» EXERCISE INPUTS:
....

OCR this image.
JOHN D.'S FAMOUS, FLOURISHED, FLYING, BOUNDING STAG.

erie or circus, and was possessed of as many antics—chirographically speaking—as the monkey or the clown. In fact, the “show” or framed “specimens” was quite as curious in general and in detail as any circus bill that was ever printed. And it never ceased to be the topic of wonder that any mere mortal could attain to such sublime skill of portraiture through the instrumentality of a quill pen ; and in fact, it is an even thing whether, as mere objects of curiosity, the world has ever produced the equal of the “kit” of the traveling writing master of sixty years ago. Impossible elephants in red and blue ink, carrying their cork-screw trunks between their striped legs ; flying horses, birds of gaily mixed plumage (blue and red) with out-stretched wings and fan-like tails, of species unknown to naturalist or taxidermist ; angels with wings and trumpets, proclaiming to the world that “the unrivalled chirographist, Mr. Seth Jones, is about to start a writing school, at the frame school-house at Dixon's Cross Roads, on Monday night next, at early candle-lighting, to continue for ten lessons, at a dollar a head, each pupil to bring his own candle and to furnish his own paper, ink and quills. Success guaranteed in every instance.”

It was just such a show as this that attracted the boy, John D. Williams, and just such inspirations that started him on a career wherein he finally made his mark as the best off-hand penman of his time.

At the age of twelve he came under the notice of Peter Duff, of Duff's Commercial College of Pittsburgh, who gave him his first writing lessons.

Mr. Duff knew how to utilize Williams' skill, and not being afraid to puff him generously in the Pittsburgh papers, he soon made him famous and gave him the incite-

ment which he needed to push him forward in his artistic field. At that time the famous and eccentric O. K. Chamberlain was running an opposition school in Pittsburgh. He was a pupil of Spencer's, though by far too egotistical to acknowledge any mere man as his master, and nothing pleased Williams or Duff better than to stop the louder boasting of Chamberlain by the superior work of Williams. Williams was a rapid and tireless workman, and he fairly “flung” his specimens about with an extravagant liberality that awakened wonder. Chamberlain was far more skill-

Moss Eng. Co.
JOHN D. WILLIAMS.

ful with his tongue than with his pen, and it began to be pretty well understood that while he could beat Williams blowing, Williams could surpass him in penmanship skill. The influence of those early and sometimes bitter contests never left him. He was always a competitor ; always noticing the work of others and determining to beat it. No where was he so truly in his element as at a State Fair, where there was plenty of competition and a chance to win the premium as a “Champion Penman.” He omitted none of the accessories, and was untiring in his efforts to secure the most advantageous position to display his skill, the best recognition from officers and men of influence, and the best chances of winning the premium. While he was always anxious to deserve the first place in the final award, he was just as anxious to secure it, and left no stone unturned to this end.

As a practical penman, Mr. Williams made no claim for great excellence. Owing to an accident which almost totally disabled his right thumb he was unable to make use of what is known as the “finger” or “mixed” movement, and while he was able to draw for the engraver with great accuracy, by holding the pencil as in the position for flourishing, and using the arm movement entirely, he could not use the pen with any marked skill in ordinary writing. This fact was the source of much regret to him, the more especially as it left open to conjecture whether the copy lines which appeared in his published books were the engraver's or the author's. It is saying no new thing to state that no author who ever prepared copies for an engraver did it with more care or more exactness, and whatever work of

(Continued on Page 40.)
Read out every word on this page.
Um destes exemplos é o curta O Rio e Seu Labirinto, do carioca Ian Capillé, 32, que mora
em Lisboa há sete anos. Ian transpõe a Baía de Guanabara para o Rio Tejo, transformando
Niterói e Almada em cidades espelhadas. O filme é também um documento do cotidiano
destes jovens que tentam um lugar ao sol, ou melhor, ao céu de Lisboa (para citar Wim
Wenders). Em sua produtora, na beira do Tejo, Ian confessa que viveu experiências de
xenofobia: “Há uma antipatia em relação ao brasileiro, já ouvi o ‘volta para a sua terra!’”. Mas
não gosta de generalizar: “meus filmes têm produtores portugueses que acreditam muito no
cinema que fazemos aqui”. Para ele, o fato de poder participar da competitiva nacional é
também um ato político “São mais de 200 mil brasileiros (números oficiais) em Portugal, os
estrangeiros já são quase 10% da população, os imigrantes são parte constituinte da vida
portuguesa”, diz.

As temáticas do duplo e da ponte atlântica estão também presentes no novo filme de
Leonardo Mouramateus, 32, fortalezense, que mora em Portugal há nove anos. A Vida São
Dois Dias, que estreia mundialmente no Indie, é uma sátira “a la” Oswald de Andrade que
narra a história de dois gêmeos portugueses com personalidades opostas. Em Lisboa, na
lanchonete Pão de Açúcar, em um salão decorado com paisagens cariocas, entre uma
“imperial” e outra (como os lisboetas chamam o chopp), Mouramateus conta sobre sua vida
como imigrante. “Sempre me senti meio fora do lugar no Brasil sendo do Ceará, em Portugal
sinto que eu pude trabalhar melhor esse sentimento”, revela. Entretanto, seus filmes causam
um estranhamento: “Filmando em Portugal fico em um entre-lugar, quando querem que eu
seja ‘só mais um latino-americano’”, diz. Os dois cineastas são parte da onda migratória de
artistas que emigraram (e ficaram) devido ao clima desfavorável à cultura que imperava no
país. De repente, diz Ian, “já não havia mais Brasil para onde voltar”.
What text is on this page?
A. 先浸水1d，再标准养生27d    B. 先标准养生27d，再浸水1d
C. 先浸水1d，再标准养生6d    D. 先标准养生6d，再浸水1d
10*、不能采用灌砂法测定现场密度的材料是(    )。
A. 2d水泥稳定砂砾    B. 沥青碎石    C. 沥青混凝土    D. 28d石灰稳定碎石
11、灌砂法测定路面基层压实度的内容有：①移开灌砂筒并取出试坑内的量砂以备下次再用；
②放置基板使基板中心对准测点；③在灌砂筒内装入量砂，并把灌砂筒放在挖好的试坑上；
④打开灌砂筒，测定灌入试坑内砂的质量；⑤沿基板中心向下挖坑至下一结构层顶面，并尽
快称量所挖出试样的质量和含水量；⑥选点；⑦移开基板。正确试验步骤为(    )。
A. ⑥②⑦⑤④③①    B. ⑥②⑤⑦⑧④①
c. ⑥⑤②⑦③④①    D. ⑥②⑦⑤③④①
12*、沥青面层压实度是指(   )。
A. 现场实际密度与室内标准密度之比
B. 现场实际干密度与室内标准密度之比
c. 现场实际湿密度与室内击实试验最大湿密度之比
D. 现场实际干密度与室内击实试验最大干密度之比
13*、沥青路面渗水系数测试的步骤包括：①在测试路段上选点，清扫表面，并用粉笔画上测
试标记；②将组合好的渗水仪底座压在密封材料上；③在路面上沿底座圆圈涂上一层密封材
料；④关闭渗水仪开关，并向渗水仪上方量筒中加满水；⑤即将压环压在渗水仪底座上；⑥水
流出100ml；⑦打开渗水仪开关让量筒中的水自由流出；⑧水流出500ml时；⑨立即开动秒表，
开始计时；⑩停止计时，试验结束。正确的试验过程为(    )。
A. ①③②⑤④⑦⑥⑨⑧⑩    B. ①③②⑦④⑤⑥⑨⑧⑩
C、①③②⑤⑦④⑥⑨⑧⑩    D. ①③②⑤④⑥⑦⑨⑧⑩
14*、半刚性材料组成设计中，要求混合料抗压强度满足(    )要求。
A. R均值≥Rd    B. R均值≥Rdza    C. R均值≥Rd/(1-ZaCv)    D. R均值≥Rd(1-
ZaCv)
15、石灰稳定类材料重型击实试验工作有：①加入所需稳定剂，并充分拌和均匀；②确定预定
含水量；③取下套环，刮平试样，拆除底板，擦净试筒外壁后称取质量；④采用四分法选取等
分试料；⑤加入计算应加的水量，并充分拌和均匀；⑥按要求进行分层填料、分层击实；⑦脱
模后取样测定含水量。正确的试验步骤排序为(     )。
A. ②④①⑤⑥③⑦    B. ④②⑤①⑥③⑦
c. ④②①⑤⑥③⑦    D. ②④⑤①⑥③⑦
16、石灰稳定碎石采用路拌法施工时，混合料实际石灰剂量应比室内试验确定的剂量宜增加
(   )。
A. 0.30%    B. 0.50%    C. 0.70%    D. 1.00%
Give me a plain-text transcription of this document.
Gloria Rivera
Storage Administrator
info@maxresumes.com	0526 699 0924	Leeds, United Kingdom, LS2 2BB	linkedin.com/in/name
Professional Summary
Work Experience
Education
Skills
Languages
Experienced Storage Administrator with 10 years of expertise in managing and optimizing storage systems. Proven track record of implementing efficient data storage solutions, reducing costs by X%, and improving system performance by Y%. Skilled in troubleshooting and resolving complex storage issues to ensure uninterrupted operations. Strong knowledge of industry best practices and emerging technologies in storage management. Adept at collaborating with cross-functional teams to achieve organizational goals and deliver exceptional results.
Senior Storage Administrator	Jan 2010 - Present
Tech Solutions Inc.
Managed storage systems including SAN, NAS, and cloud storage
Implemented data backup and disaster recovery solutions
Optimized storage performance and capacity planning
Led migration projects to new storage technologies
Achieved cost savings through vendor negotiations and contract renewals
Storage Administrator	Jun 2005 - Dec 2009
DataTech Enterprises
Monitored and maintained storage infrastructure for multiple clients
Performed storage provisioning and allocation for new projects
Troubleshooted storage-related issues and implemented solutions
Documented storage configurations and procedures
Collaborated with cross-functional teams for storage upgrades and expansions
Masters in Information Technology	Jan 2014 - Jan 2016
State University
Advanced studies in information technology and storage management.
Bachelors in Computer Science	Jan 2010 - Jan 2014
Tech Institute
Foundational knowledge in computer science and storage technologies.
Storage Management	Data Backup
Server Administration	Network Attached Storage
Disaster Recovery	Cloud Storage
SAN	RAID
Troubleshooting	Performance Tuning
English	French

....

Repeat exactly, and only, the lines from the line with "Give me a plain-text" through the end of the listing above, both ends included.

Give me a plain-text transcription of this document.
Gloria Rivera
Storage Administrator
info@maxresumes.com	0526 699 0924	Leeds, United Kingdom, LS2 2BB	linkedin.com/in/name
Professional Summary
Work Experience
Education
Skills
Languages
Experienced Storage Administrator with 10 years of expertise in managing and optimizing storage systems. Proven track record of implementing efficient data storage solutions, reducing costs by X%, and improving system performance by Y%. Skilled in troubleshooting and resolving complex storage issues to ensure uninterrupted operations. Strong knowledge of industry best practices and emerging technologies in storage management. Adept at collaborating with cross-functional teams to achieve organizational goals and deliver exceptional results.
Senior Storage Administrator	Jan 2010 - Present
Tech Solutions Inc.
Managed storage systems including SAN, NAS, and cloud storage
Implemented data backup and disaster recovery solutions
Optimized storage performance and capacity planning
Led migration projects to new storage technologies
Achieved cost savings through vendor negotiations and contract renewals
Storage Administrator	Jun 2005 - Dec 2009
DataTech Enterprises
Monitored and maintained storage infrastructure for multiple clients
Performed storage provisioning and allocation for new projects
Troubleshooted storage-related issues and implemented solutions
Documented storage configurations and procedures
Collaborated with cross-functional teams for storage upgrades and expansions
Masters in Information Technology	Jan 2014 - Jan 2016
State University
Advanced studies in information technology and storage management.
Bachelors in Computer Science	Jan 2010 - Jan 2014
Tech Institute
Foundational knowledge in computer science and storage technologies.
Storage Management	Data Backup
Server Administration	Network Attached Storage
Disaster Recovery	Cloud Storage
SAN	RAID
Troubleshooting	Performance Tuning
English	French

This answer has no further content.